Identify the lines that contain the word "college", then copy them.
— BEGIN —
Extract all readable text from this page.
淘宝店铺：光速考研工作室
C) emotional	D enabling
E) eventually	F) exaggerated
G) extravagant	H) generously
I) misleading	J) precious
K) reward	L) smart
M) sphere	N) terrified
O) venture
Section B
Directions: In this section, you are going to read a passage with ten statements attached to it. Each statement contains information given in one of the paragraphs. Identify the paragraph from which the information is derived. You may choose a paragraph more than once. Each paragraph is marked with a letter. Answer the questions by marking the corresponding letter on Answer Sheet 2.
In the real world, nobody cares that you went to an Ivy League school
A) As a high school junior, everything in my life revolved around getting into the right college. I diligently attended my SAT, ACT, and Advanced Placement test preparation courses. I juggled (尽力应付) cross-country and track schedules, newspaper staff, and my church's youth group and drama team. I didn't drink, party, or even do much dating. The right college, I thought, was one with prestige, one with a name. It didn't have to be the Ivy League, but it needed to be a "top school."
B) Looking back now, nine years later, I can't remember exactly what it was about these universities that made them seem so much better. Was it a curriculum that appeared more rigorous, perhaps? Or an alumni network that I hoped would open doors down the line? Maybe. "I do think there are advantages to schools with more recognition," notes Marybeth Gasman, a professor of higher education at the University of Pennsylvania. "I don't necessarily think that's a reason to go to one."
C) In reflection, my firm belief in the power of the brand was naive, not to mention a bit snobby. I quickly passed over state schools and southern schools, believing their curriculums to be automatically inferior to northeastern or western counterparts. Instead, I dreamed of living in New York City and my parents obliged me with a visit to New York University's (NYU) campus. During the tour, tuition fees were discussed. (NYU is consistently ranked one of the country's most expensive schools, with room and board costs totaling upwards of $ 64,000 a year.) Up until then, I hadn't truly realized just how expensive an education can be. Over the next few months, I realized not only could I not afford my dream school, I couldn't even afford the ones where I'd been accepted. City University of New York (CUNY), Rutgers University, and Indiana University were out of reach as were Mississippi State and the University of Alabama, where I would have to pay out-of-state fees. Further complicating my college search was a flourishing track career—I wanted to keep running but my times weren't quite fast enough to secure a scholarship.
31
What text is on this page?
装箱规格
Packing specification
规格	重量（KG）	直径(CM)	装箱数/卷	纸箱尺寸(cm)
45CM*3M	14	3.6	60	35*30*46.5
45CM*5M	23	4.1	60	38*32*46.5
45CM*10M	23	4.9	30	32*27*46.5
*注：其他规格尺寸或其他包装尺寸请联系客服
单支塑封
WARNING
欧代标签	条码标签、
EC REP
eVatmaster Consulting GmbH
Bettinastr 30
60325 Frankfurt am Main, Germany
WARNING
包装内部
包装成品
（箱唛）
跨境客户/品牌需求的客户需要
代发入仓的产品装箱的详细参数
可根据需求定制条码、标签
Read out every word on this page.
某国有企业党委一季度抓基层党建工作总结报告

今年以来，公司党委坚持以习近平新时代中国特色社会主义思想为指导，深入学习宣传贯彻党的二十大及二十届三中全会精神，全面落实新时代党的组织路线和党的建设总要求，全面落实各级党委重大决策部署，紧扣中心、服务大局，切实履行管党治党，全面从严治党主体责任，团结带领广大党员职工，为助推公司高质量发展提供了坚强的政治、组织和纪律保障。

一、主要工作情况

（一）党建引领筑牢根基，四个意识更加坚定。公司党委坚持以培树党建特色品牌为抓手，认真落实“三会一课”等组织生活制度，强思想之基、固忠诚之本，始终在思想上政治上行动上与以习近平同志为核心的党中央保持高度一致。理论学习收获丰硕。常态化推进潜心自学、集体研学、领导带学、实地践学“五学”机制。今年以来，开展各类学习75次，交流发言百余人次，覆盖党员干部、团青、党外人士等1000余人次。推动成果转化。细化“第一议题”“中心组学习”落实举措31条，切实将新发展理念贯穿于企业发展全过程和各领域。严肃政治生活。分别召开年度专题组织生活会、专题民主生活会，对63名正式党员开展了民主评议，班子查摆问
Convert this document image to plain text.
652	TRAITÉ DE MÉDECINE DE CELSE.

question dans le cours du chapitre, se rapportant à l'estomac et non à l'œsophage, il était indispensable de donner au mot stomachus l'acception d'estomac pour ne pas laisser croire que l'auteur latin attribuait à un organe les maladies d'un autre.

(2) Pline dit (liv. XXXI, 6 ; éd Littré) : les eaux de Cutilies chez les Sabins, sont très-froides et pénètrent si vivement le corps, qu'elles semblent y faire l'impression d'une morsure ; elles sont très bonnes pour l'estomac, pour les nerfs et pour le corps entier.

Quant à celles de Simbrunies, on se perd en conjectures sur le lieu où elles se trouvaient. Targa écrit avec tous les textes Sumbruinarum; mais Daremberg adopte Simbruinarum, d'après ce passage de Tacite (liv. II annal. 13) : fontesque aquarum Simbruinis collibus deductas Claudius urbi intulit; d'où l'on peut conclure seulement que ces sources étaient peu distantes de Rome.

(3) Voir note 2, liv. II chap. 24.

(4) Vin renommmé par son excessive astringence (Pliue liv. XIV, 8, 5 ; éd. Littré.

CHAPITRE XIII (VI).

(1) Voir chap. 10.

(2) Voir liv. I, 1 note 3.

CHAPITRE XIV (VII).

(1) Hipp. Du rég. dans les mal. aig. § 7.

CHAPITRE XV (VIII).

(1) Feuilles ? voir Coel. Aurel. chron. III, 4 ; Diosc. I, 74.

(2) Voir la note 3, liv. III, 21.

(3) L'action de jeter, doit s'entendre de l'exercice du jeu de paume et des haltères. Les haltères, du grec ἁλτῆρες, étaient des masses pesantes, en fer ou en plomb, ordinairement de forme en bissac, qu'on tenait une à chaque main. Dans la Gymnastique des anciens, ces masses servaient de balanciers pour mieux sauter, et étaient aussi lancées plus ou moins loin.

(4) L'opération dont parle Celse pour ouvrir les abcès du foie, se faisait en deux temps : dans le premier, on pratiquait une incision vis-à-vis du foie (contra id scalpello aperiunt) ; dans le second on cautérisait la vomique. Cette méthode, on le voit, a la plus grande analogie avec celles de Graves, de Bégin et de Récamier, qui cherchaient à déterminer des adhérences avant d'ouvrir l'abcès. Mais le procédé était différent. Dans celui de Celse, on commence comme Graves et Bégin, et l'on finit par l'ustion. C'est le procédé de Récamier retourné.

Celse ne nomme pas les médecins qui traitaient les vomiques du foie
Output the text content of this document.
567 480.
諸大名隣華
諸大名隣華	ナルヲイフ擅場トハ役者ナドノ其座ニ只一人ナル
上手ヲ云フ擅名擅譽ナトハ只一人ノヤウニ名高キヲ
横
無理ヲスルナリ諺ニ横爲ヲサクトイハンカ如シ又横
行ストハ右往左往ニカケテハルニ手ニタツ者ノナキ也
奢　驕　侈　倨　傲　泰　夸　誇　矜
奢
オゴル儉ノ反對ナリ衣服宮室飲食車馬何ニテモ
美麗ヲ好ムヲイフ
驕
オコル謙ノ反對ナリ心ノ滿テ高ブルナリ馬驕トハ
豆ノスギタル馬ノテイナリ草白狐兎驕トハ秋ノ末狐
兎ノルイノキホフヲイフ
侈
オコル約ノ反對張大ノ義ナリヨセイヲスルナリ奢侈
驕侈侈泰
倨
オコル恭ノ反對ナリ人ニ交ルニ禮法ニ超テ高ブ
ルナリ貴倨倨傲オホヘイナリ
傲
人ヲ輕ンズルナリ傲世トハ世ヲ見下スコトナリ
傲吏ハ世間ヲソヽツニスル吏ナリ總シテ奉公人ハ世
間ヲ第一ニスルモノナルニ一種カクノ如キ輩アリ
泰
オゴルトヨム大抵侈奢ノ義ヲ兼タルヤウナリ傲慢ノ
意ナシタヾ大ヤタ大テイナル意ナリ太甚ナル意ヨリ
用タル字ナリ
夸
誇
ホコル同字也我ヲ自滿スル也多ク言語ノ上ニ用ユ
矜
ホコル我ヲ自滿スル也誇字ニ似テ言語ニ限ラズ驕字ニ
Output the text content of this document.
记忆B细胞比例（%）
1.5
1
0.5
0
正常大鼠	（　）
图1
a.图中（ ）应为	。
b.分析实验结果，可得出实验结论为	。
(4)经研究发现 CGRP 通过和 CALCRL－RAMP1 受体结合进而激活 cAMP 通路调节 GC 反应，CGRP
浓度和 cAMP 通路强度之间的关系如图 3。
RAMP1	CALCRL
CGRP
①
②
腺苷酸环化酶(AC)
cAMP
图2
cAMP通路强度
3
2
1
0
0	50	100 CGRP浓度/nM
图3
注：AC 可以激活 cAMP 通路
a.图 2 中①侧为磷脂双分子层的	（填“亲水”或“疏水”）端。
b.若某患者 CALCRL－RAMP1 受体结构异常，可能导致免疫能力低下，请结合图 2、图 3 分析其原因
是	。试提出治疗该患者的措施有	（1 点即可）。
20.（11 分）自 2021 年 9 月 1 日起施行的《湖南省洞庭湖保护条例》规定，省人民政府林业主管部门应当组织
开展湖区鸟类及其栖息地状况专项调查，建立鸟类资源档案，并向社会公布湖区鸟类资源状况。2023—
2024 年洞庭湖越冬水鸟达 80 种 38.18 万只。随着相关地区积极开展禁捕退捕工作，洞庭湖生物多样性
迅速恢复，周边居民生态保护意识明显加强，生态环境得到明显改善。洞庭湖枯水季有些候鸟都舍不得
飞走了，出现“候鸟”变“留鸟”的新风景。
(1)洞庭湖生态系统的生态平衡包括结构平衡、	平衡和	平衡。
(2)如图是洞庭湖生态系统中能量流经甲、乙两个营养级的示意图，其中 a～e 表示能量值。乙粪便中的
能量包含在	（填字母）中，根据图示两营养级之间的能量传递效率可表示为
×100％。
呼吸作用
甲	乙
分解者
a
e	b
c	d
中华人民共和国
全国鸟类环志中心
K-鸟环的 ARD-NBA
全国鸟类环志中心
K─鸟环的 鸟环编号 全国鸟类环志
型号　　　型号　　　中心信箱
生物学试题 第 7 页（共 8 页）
— END —
**Answer for this exercise:**
A) As a high school junior, everything in my life revolved around getting into the right college. I diligently attended my SAT, ACT, and Advanced Placement test preparation courses. I juggled (尽力应付) cross-country and track schedules, newspaper staff, and my church's youth group and drama team. I didn't drink, party, or even do much dating. The right college, I thought, was one with prestige, one with a name. It didn't have to be the Ivy League, but it needed to be a "top school."
C) In reflection, my firm belief in the power of the brand was naive, not to mention a bit snobby. I quickly passed over state schools and southern schools, believing their curriculums to be automatically inferior to northeastern or western counterparts. Instead, I dreamed of living in New York City and my parents obliged me with a visit to New York University's (NYU) campus. During the tour, tuition fees were discussed. (NYU is consistently ranked one of the country's most expensive schools, with room and board costs totaling upwards of $ 64,000 a year.) Up until then, I hadn't truly realized just how expensive an education can be. Over the next few months, I realized not only could I not afford my dream school, I couldn't even afford the ones where I'd been accepted. City University of New York (CUNY), Rutgers University, and Indiana University were out of reach as were Mississippi State and the University of Alabama, where I would have to pay out-of-state fees. Further complicating my college search was a flourishing track career—I wanted to keep running but my times weren't quite fast enough to secure a scholarship.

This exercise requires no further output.